Records from a collection:

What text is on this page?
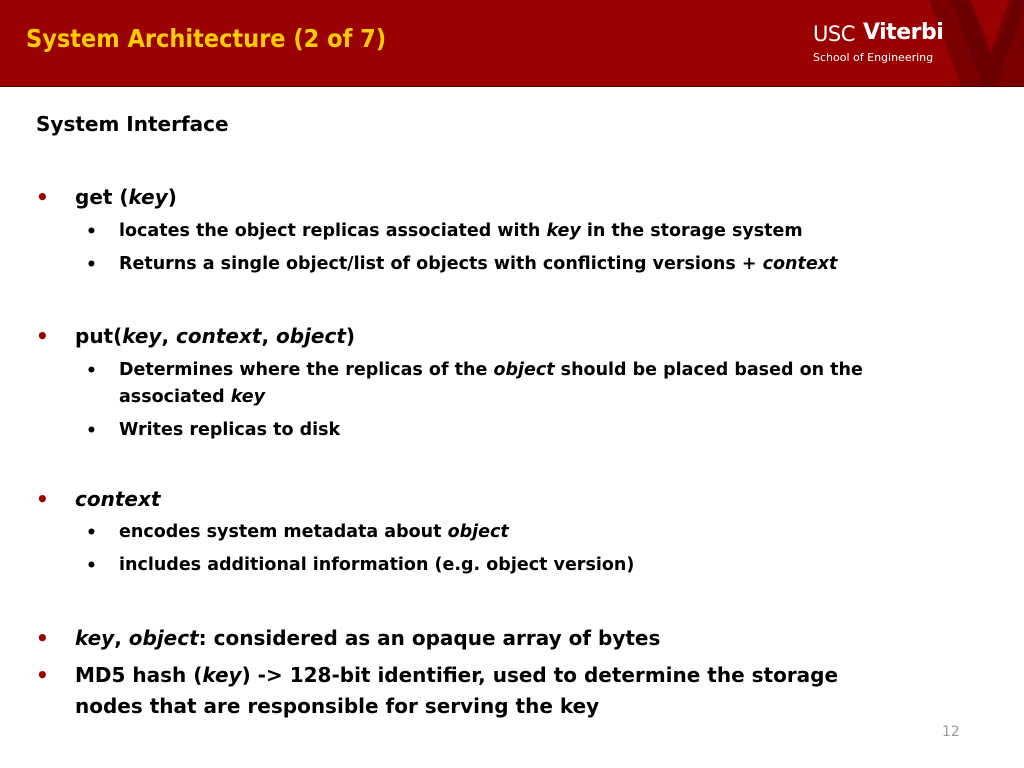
System Architecture (2 of 7)	USC Viterbi
School of Engineering
System Interface
• get (key)
• locates the object replicas associated with key in the storage system
• Returns a single object/list of objects with conflicting versions + context
• put(key, context, object)
• Determines where the replicas of the object should be placed based on the
associated key
• Writes replicas to disk
• context
• encodes system metadata about object
• includes additional information (e.g. object version)
• key, object: considered as an opaque array of bytes
• MD5 hash (key) -> 128-bit identifier, used to determine the storage
nodes that are responsible for serving the key
12
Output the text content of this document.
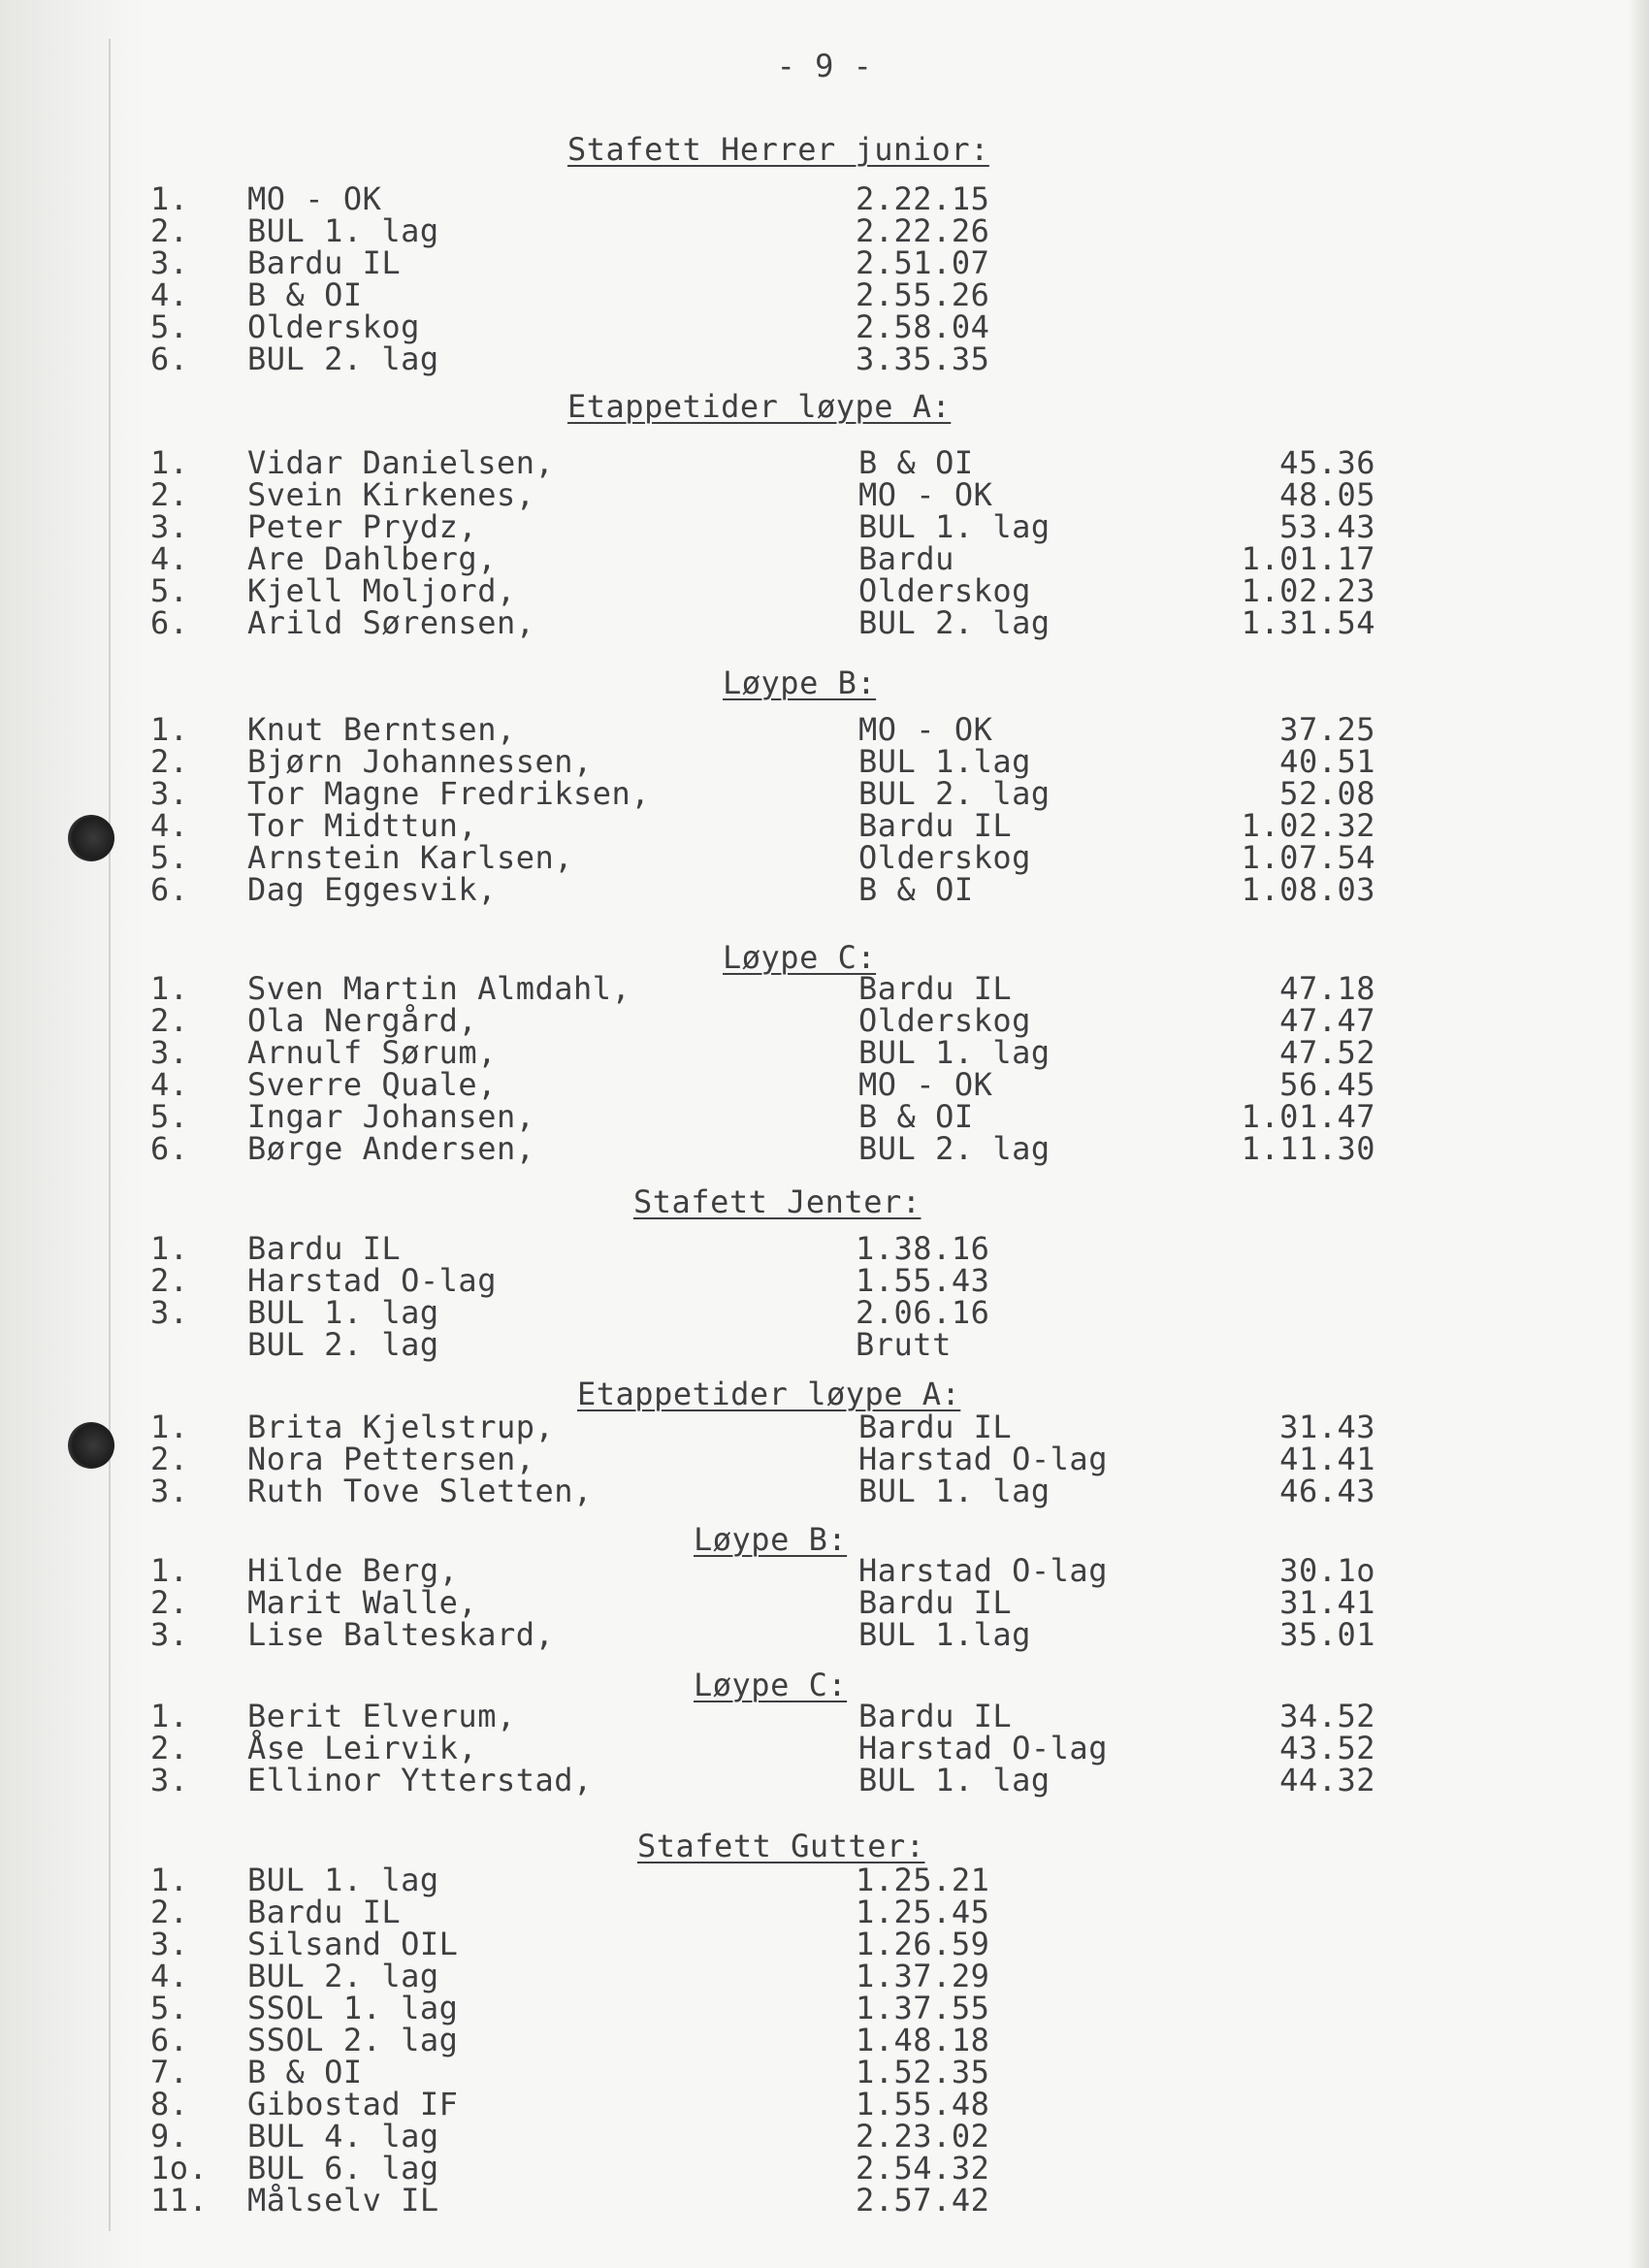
- 9 -
Stafett Herrer junior:
1. MO - OK	2.22.15
2. BUL 1. lag	2.22.26
3. Bardu IL	2.51.07
4. B & OI	2.55.26
5. Olderskog	2.58.04
6. BUL 2. lag	3.35.35
Etappetider løype A:
1. Vidar Danielsen,	B & OI	45.36
2. Svein Kirkenes,	MO - OK	48.05
3. Peter Prydz,	BUL 1. lag	53.43
4. Are Dahlberg,	Bardu	1.01.17
5. Kjell Moljord,	Olderskog	1.02.23
6. Arild Sørensen,	BUL 2. lag	1.31.54
Løype B:
1. Knut Berntsen,	MO - OK	37.25
2. Bjørn Johannessen,	BUL 1.lag	40.51
3. Tor Magne Fredriksen,	BUL 2. lag	52.08
4. Tor Midttun,	Bardu IL	1.02.32
5. Arnstein Karlsen,	Olderskog	1.07.54
6. Dag Eggesvik,	B & OI	1.08.03
Løype C:
1. Sven Martin Almdahl,	Bardu IL	47.18
2. Ola Nergård,	Olderskog	47.47
3. Arnulf Sørum,	BUL 1. lag	47.52
4. Sverre Quale,	MO - OK	56.45
5. Ingar Johansen,	B & OI	1.01.47
6. Børge Andersen,	BUL 2. lag	1.11.30
Stafett Jenter:
1. Bardu IL	1.38.16
2. Harstad O-lag	1.55.43
3. BUL 1. lag	2.06.16
BUL 2. lag	Brutt
Etappetider løype A:
1. Brita Kjelstrup,	Bardu IL	31.43
2. Nora Pettersen,	Harstad O-lag	41.41
3. Ruth Tove Sletten,	BUL 1. lag	46.43
Løype B:
1. Hilde Berg,	Harstad O-lag	30.1o
2. Marit Walle,	Bardu IL	31.41
3. Lise Balteskard,	BUL 1.lag	35.01
Løype C:
1. Berit Elverum,	Bardu IL	34.52
2. Åse Leirvik,	Harstad O-lag	43.52
3. Ellinor Ytterstad,	BUL 1. lag	44.32
Stafett Gutter:
1. BUL 1. lag	1.25.21
2. Bardu IL	1.25.45
3. Silsand OIL	1.26.59
4. BUL 2. lag	1.37.29
5. SSOL 1. lag	1.37.55
6. SSOL 2. lag	1.48.18
7. B & OI	1.52.35
8. Gibostad IF	1.55.48
9. BUL 4. lag	2.23.02
1o. BUL 6. lag	2.54.32
11. Målselv IL	2.57.42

▶ **Exercise task**: Reproduce each record above by retyping it exactly; omit all images.

▶ **Correct response**:
What text is on this page?
System Architecture (2 of 7)	USC Viterbi
School of Engineering
System Interface
• get (key)
• locates the object replicas associated with key in the storage system
• Returns a single object/list of objects with conflicting versions + context
• put(key, context, object)
• Determines where the replicas of the object should be placed based on the
associated key
• Writes replicas to disk
• context
• encodes system metadata about object
• includes additional information (e.g. object version)
• key, object: considered as an opaque array of bytes
• MD5 hash (key) -> 128-bit identifier, used to determine the storage
nodes that are responsible for serving the key
12
Output the text content of this document.
- 9 -
Stafett Herrer junior:
1. MO - OK	2.22.15
2. BUL 1. lag	2.22.26
3. Bardu IL	2.51.07
4. B & OI	2.55.26
5. Olderskog	2.58.04
6. BUL 2. lag	3.35.35
Etappetider løype A:
1. Vidar Danielsen,	B & OI	45.36
2. Svein Kirkenes,	MO - OK	48.05
3. Peter Prydz,	BUL 1. lag	53.43
4. Are Dahlberg,	Bardu	1.01.17
5. Kjell Moljord,	Olderskog	1.02.23
6. Arild Sørensen,	BUL 2. lag	1.31.54
Løype B:
1. Knut Berntsen,	MO - OK	37.25
2. Bjørn Johannessen,	BUL 1.lag	40.51
3. Tor Magne Fredriksen,	BUL 2. lag	52.08
4. Tor Midttun,	Bardu IL	1.02.32
5. Arnstein Karlsen,	Olderskog	1.07.54
6. Dag Eggesvik,	B & OI	1.08.03
Løype C:
1. Sven Martin Almdahl,	Bardu IL	47.18
2. Ola Nergård,	Olderskog	47.47
3. Arnulf Sørum,	BUL 1. lag	47.52
4. Sverre Quale,	MO - OK	56.45
5. Ingar Johansen,	B & OI	1.01.47
6. Børge Andersen,	BUL 2. lag	1.11.30
Stafett Jenter:
1. Bardu IL	1.38.16
2. Harstad O-lag	1.55.43
3. BUL 1. lag	2.06.16
BUL 2. lag	Brutt
Etappetider løype A:
1. Brita Kjelstrup,	Bardu IL	31.43
2. Nora Pettersen,	Harstad O-lag	41.41
3. Ruth Tove Sletten,	BUL 1. lag	46.43
Løype B:
1. Hilde Berg,	Harstad O-lag	30.1o
2. Marit Walle,	Bardu IL	31.41
3. Lise Balteskard,	BUL 1.lag	35.01
Løype C:
1. Berit Elverum,	Bardu IL	34.52
2. Åse Leirvik,	Harstad O-lag	43.52
3. Ellinor Ytterstad,	BUL 1. lag	44.32
Stafett Gutter:
1. BUL 1. lag	1.25.21
2. Bardu IL	1.25.45
3. Silsand OIL	1.26.59
4. BUL 2. lag	1.37.29
5. SSOL 1. lag	1.37.55
6. SSOL 2. lag	1.48.18
7. B & OI	1.52.35
8. Gibostad IF	1.55.48
9. BUL 4. lag	2.23.02
1o. BUL 6. lag	2.54.32
11. Målselv IL	2.57.42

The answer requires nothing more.